Pick out the lines below that contain the string "text" and copy them all.

● ● ●

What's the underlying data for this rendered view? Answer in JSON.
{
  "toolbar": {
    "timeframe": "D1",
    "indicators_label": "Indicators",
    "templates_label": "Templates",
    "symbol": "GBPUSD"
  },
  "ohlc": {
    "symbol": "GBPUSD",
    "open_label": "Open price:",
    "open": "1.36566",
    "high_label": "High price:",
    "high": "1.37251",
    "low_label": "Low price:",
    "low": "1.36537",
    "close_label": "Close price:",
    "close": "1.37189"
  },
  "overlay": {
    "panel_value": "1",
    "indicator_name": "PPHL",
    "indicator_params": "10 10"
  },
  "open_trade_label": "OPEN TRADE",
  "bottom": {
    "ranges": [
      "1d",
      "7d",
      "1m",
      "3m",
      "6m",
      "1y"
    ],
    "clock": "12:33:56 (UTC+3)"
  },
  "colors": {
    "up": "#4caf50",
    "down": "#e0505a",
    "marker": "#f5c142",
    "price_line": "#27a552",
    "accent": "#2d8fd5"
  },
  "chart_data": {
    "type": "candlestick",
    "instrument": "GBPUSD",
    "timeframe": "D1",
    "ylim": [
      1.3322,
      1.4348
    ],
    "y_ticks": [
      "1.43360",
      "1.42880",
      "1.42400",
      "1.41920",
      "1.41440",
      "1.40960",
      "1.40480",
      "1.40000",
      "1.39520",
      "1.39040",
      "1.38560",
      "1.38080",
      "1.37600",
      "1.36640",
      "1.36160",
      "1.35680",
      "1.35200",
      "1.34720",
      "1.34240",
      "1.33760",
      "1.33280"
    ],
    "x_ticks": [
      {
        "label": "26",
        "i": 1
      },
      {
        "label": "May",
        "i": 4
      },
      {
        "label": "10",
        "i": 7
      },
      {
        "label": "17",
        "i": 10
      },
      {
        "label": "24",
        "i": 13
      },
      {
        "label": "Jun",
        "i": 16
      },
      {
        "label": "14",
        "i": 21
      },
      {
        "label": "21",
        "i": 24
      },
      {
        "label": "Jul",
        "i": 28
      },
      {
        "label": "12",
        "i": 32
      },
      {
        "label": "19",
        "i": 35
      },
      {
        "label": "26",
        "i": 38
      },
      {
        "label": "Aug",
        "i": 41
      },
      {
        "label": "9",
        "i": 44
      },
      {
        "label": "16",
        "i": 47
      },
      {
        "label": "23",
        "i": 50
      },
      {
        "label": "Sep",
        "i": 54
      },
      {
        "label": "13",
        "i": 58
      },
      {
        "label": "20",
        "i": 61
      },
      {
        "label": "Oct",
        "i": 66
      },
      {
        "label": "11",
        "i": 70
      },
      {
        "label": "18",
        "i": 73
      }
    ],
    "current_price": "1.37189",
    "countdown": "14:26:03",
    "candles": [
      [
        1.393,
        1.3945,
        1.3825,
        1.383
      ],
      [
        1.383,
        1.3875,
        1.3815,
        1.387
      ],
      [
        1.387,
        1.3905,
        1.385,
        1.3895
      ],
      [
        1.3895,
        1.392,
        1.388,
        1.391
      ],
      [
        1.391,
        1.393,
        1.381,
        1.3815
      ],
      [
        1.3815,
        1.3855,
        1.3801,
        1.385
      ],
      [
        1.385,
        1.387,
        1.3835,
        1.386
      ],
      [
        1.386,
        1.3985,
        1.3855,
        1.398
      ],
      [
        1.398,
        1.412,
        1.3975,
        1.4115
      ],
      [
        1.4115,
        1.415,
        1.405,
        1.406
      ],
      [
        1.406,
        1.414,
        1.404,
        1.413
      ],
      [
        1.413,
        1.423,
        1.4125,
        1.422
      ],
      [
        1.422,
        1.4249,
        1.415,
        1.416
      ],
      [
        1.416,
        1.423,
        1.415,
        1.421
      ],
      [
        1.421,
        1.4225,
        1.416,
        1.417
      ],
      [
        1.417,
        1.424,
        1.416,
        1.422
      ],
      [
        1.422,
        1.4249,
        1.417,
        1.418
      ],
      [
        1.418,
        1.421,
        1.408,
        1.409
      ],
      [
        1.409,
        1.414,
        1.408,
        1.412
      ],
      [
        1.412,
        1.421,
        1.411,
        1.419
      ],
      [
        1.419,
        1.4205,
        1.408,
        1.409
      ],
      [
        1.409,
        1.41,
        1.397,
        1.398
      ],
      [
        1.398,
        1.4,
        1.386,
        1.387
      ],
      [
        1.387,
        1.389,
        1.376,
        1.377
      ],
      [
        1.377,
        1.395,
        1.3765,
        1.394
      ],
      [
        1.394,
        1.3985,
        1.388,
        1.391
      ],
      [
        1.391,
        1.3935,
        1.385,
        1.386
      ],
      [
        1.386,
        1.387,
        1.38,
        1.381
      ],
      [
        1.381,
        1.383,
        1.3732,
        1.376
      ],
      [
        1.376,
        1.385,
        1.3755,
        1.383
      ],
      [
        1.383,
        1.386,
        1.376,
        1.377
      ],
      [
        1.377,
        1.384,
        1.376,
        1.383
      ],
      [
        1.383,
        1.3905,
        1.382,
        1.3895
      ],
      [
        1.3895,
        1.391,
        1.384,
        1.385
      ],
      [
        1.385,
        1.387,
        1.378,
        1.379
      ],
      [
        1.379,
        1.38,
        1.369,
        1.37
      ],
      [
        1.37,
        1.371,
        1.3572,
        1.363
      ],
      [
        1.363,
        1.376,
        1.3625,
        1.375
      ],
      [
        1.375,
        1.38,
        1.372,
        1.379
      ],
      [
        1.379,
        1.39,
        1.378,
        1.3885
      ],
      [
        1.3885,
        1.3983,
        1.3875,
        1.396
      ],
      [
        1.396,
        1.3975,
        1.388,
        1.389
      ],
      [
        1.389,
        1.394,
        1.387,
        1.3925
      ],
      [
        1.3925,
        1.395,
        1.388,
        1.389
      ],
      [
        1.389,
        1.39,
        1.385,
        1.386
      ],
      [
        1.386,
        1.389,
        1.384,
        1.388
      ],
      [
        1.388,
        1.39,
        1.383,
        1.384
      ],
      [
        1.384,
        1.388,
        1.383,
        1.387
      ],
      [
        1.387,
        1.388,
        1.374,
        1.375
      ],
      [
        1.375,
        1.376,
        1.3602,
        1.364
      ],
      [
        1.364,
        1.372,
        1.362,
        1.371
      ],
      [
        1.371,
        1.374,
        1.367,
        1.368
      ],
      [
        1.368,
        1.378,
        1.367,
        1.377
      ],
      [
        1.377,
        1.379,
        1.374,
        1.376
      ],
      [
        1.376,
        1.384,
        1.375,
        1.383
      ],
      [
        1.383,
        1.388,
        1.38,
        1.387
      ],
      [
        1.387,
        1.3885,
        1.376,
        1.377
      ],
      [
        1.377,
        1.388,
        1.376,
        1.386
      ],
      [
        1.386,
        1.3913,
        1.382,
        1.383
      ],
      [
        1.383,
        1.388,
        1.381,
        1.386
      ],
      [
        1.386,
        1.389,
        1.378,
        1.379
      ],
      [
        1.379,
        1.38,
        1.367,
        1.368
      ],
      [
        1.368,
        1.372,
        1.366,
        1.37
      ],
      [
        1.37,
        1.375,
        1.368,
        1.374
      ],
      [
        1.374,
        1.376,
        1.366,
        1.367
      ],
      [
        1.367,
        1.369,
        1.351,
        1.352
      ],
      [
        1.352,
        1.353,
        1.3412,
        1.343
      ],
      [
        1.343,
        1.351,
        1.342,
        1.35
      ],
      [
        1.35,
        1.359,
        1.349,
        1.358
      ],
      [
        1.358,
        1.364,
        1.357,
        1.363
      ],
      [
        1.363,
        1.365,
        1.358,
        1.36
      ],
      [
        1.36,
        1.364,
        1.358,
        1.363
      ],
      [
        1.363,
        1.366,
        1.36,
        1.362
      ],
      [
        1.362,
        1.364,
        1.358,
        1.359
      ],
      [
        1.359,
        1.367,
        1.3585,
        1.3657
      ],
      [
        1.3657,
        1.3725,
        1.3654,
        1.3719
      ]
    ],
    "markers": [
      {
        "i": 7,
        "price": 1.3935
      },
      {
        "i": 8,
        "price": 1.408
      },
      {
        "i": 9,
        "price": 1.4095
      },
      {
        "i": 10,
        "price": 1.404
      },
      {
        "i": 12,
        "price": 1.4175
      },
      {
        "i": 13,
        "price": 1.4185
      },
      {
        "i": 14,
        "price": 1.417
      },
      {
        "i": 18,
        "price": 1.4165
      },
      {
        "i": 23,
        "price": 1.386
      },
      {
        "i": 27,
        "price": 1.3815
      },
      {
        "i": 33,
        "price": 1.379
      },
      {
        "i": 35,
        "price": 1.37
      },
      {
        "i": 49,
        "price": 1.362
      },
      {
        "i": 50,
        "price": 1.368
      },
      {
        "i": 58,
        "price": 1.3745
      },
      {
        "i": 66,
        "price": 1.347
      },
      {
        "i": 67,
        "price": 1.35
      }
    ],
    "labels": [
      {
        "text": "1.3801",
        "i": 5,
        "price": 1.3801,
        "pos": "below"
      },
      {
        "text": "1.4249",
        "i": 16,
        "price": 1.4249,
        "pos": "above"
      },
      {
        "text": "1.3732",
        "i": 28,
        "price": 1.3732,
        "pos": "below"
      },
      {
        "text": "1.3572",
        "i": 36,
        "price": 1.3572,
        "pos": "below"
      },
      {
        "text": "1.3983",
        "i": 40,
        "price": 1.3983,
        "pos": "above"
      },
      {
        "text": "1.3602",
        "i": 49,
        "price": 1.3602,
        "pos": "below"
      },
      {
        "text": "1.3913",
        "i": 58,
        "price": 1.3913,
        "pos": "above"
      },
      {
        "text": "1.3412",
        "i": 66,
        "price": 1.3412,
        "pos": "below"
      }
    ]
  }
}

● ● ●

## Solution to this problem
        "text": "1.3801",
        "text": "1.4249",
        "text": "1.3732",
        "text": "1.3572",
        "text": "1.3983",
        "text": "1.3602",
        "text": "1.3913",
        "text": "1.3412",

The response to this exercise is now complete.